CONSIGNES: Reproduisez sans rien changer les lignes des entrées, en partant de la toute première et en terminant par celle qui contient « dors-burger-logo: DOR'S BURGER 1989 [632,522,754,644] », ces deux lignes comprises.
=======
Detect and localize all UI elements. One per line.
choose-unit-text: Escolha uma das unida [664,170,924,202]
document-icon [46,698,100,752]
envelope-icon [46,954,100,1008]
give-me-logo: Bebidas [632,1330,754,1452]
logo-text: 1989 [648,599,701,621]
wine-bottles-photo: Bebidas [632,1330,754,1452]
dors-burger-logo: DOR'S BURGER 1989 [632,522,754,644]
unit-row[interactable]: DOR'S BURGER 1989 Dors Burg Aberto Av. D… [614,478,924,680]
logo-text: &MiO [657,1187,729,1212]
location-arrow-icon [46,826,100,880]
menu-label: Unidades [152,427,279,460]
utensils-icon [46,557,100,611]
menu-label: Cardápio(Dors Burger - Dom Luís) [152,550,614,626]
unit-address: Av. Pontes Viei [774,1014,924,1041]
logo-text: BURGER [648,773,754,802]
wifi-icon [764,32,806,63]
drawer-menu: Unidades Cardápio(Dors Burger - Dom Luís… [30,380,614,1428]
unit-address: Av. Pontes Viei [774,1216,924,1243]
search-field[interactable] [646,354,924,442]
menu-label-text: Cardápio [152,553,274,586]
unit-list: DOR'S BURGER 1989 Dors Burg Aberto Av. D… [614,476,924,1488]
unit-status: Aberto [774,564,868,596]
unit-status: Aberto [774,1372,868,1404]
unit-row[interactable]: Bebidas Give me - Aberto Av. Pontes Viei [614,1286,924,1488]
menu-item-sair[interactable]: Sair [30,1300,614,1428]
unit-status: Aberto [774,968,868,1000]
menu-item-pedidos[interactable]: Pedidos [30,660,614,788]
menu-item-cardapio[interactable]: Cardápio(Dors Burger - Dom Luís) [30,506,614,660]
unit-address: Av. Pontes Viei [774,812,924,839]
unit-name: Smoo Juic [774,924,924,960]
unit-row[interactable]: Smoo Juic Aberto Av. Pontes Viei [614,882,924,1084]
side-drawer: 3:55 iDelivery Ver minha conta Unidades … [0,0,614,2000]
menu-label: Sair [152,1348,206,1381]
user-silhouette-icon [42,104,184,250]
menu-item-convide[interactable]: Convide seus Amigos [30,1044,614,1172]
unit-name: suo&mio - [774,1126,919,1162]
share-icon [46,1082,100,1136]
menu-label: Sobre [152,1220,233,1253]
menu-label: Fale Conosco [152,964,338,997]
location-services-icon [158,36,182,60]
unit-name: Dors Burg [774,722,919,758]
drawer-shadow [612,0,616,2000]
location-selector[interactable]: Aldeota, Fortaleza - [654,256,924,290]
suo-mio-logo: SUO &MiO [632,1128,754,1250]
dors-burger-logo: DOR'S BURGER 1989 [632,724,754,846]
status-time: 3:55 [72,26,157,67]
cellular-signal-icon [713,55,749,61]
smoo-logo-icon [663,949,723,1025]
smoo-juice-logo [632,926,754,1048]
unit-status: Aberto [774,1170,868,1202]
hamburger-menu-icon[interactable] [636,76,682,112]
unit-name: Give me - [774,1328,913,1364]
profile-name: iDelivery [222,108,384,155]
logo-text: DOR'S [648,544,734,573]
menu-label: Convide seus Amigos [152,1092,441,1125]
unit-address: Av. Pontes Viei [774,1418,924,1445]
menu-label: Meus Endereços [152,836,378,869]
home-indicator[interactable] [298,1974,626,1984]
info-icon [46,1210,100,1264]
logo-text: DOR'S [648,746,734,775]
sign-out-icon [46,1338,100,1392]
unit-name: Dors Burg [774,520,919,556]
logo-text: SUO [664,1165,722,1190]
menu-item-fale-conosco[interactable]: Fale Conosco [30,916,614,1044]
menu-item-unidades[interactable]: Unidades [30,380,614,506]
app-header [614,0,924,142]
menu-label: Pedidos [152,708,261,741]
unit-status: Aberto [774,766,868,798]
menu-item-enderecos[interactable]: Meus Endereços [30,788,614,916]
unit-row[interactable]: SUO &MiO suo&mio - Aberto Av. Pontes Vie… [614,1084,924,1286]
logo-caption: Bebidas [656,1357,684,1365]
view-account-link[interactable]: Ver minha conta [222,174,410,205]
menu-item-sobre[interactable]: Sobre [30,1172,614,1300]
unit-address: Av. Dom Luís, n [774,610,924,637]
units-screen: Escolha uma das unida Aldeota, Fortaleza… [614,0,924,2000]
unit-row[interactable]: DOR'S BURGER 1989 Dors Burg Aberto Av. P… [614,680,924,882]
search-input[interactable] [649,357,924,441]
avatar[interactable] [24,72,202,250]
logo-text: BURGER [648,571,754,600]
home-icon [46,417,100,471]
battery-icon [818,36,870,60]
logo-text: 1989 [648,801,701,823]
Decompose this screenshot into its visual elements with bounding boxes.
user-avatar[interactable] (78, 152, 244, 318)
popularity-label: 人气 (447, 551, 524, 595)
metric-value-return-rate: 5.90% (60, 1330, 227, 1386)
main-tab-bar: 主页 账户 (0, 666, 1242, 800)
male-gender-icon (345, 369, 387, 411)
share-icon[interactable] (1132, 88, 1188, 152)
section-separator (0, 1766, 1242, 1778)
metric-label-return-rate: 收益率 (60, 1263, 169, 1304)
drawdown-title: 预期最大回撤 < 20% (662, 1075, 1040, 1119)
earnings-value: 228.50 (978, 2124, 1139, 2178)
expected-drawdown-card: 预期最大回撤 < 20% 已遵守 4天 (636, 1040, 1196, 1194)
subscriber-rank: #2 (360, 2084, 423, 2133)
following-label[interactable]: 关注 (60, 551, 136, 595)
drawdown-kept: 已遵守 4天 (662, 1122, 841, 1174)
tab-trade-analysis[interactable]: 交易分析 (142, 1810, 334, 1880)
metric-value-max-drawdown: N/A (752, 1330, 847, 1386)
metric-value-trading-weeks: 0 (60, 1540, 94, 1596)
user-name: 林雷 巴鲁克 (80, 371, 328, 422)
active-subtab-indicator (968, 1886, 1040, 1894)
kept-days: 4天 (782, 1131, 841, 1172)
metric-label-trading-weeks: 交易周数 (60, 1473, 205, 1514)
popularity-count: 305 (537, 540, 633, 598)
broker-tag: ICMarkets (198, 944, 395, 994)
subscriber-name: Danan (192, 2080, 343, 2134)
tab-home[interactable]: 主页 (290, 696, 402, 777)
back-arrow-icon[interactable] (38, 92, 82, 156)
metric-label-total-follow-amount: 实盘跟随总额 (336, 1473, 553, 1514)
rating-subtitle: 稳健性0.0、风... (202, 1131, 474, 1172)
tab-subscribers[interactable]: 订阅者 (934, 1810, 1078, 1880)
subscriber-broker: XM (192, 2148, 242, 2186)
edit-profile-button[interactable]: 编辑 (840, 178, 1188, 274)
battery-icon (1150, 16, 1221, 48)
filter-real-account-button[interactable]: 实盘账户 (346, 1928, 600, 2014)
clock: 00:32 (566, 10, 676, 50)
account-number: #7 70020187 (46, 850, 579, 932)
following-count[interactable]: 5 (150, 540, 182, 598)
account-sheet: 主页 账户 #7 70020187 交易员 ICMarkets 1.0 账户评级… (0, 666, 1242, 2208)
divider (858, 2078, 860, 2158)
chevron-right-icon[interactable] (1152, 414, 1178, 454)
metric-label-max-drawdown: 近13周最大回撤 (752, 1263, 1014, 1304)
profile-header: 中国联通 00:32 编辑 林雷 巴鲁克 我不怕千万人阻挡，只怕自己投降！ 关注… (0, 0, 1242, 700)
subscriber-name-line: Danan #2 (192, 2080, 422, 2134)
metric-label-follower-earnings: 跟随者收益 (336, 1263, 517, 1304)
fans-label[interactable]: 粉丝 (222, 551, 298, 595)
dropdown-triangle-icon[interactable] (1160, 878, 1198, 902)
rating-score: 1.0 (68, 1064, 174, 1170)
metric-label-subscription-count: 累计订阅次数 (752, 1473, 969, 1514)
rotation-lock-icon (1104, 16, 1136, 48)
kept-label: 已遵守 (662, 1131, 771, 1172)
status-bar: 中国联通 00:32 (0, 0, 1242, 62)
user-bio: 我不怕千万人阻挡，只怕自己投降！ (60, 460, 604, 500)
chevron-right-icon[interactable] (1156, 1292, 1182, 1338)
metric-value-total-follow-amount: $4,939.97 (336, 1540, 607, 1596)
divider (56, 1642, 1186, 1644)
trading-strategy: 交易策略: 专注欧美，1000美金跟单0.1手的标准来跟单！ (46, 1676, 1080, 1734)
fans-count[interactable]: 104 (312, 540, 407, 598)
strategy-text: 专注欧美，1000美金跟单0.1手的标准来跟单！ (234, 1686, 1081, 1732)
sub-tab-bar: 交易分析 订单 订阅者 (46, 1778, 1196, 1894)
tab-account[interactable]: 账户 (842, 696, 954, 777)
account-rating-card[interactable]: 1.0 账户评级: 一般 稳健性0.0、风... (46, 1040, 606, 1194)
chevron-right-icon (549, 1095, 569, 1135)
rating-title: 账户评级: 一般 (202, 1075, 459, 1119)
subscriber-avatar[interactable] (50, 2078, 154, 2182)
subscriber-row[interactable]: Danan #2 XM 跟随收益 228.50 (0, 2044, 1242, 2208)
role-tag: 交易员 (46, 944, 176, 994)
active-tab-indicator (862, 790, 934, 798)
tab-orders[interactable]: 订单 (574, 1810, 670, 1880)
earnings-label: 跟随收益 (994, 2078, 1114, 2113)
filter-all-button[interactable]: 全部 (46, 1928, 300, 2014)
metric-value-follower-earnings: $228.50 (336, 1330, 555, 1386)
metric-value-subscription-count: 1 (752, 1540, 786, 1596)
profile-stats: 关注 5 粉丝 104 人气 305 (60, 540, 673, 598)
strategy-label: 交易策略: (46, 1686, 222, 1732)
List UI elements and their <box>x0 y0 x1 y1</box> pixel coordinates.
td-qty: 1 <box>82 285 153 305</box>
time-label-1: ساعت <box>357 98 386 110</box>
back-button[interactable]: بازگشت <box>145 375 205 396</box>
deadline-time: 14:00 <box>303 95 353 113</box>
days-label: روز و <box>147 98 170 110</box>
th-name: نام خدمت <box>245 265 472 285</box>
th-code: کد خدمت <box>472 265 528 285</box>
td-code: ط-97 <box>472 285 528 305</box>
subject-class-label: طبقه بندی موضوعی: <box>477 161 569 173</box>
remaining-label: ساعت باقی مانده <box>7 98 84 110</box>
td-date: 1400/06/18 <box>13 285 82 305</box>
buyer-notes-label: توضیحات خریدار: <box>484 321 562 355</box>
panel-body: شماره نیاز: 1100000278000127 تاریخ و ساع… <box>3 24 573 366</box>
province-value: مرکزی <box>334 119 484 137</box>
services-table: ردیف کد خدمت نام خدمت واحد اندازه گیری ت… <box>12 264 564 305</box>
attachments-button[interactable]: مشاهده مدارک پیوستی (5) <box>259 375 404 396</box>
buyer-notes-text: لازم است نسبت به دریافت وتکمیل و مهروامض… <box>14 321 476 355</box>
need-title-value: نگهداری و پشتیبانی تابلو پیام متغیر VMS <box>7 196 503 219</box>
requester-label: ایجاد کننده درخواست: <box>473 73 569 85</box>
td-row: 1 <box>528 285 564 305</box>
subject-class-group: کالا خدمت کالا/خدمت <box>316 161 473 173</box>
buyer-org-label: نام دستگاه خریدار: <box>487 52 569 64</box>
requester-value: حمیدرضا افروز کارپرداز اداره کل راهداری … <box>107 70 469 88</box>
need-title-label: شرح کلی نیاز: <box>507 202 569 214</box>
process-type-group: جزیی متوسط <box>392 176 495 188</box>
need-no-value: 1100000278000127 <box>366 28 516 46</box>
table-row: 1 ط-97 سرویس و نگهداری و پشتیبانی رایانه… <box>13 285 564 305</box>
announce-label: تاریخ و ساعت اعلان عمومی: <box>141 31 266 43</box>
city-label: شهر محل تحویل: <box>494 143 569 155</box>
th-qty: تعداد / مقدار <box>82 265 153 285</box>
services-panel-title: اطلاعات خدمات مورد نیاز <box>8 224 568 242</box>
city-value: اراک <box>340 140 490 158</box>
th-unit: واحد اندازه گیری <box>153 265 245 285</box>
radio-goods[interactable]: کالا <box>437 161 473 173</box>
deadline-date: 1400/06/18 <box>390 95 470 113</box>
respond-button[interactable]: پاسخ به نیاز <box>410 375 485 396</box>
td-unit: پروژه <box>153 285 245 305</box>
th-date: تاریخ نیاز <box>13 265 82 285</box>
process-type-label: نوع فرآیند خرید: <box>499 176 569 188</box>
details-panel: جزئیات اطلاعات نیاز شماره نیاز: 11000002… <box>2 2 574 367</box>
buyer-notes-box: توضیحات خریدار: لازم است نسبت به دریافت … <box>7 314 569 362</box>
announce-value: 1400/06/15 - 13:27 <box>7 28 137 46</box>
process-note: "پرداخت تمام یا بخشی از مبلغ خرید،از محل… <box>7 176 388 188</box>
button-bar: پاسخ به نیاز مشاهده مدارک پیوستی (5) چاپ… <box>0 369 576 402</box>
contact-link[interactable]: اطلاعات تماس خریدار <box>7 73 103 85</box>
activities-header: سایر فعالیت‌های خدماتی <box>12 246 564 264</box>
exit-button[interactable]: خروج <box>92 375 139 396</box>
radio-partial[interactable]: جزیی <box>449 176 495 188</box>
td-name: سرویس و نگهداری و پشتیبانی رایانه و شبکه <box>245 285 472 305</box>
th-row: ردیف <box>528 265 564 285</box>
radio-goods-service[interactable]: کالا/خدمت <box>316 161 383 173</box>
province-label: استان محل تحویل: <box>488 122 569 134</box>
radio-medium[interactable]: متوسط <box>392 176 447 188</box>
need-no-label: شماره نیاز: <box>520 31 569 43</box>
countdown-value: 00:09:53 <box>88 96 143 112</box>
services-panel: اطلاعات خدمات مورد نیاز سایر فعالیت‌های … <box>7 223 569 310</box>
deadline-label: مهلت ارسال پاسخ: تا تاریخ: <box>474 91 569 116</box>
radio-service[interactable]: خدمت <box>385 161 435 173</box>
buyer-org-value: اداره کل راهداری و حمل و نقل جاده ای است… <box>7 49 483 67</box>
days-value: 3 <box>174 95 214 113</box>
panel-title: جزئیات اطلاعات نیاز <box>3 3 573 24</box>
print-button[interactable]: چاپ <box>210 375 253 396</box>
=======
RÉSULTAT OBTENU:
Detect and localize all UI elements. One per line.
choose-unit-text: Escolha uma das unida [664,170,924,202]
document-icon [46,698,100,752]
envelope-icon [46,954,100,1008]
give-me-logo: Bebidas [632,1330,754,1452]
logo-text: 1989 [648,599,701,621]
wine-bottles-photo: Bebidas [632,1330,754,1452]
dors-burger-logo: DOR'S BURGER 1989 [632,522,754,644]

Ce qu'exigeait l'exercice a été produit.